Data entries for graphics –
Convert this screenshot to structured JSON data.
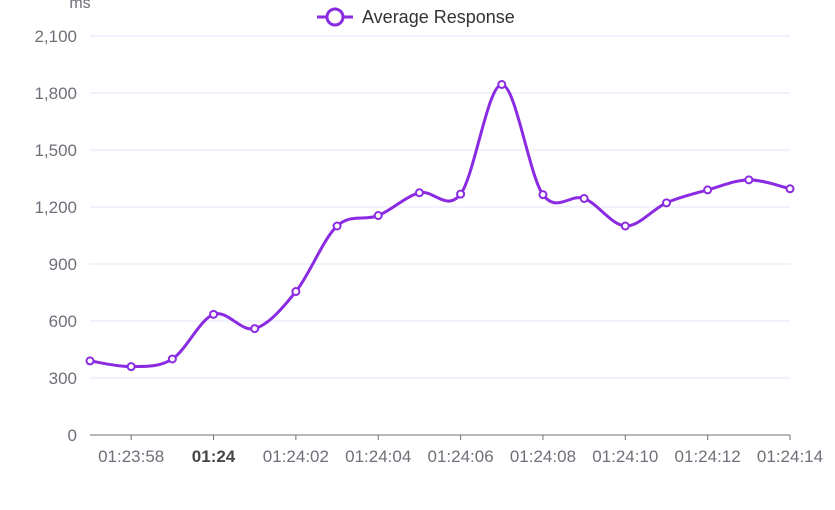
{
  "chart_data": {
    "type": "line",
    "smooth": true,
    "ylabel": "ms",
    "ylim": [
      0,
      2100
    ],
    "y_ticks": [
      0,
      300,
      600,
      900,
      1200,
      1500,
      1800,
      2100
    ],
    "y_tick_labels": [
      "0",
      "300",
      "600",
      "900",
      "1,200",
      "1,500",
      "1,800",
      "2,100"
    ],
    "x": [
      "01:23:57",
      "01:23:58",
      "01:23:59",
      "01:24:00",
      "01:24:01",
      "01:24:02",
      "01:24:03",
      "01:24:04",
      "01:24:05",
      "01:24:06",
      "01:24:07",
      "01:24:08",
      "01:24:09",
      "01:24:10",
      "01:24:11",
      "01:24:12",
      "01:24:13",
      "01:24:14"
    ],
    "x_tick_labels": [
      {
        "label": "01:23:58",
        "index": 1,
        "bold": false
      },
      {
        "label": "01:24",
        "index": 3,
        "bold": true
      },
      {
        "label": "01:24:02",
        "index": 5,
        "bold": false
      },
      {
        "label": "01:24:04",
        "index": 7,
        "bold": false
      },
      {
        "label": "01:24:06",
        "index": 9,
        "bold": false
      },
      {
        "label": "01:24:08",
        "index": 11,
        "bold": false
      },
      {
        "label": "01:24:10",
        "index": 13,
        "bold": false
      },
      {
        "label": "01:24:12",
        "index": 15,
        "bold": false
      },
      {
        "label": "01:24:14",
        "index": 17,
        "bold": false
      }
    ],
    "grid": true,
    "legend_position": "top-center",
    "series": [
      {
        "name": "Average Response",
        "color": "#8a2be2",
        "values": [
          390,
          360,
          400,
          635,
          560,
          755,
          1100,
          1155,
          1275,
          1268,
          1845,
          1265,
          1245,
          1100,
          1222,
          1290,
          1343,
          1296
        ]
      }
    ]
  }
}
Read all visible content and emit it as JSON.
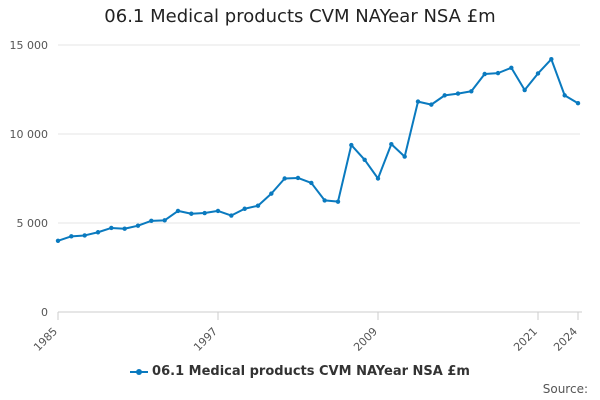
{
  "chart_data": {
    "type": "line",
    "title": "06.1 Medical products CVM NAYear NSA £m",
    "xlabel": "",
    "ylabel": "",
    "x": [
      1985,
      1986,
      1987,
      1988,
      1989,
      1990,
      1991,
      1992,
      1993,
      1994,
      1995,
      1996,
      1997,
      1998,
      1999,
      2000,
      2001,
      2002,
      2003,
      2004,
      2005,
      2006,
      2007,
      2008,
      2009,
      2010,
      2011,
      2012,
      2013,
      2014,
      2015,
      2016,
      2017,
      2018,
      2019,
      2020,
      2021,
      2022,
      2023,
      2024
    ],
    "series": [
      {
        "name": "06.1 Medical products CVM NAYear NSA £m",
        "color": "#0a7abf",
        "values": [
          4000,
          4250,
          4300,
          4480,
          4720,
          4680,
          4850,
          5120,
          5150,
          5680,
          5520,
          5560,
          5680,
          5420,
          5800,
          5970,
          6650,
          7500,
          7530,
          7250,
          6270,
          6200,
          9380,
          8550,
          7500,
          9430,
          8730,
          11820,
          11650,
          12170,
          12270,
          12400,
          13370,
          13420,
          13720,
          12470,
          13400,
          14200,
          12170,
          11730
        ]
      }
    ],
    "xlim": [
      1985,
      2024
    ],
    "ylim": [
      0,
      15000
    ],
    "x_ticks": [
      "1985",
      "1997",
      "2009",
      "2021",
      "2024"
    ],
    "y_ticks": [
      "0",
      "5 000",
      "10 000",
      "15 000"
    ],
    "grid": "horizontal",
    "legend": "bottom-center",
    "source_label": "Source:"
  }
}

Exercise – Choose all lines containing the string "index" and copy them out.

The answer –
        "index": 1,
        "index": 3,
        "index": 5,
        "index": 7,
        "index": 9,
        "index": 11,
        "index": 13,
        "index": 15,
        "index": 17,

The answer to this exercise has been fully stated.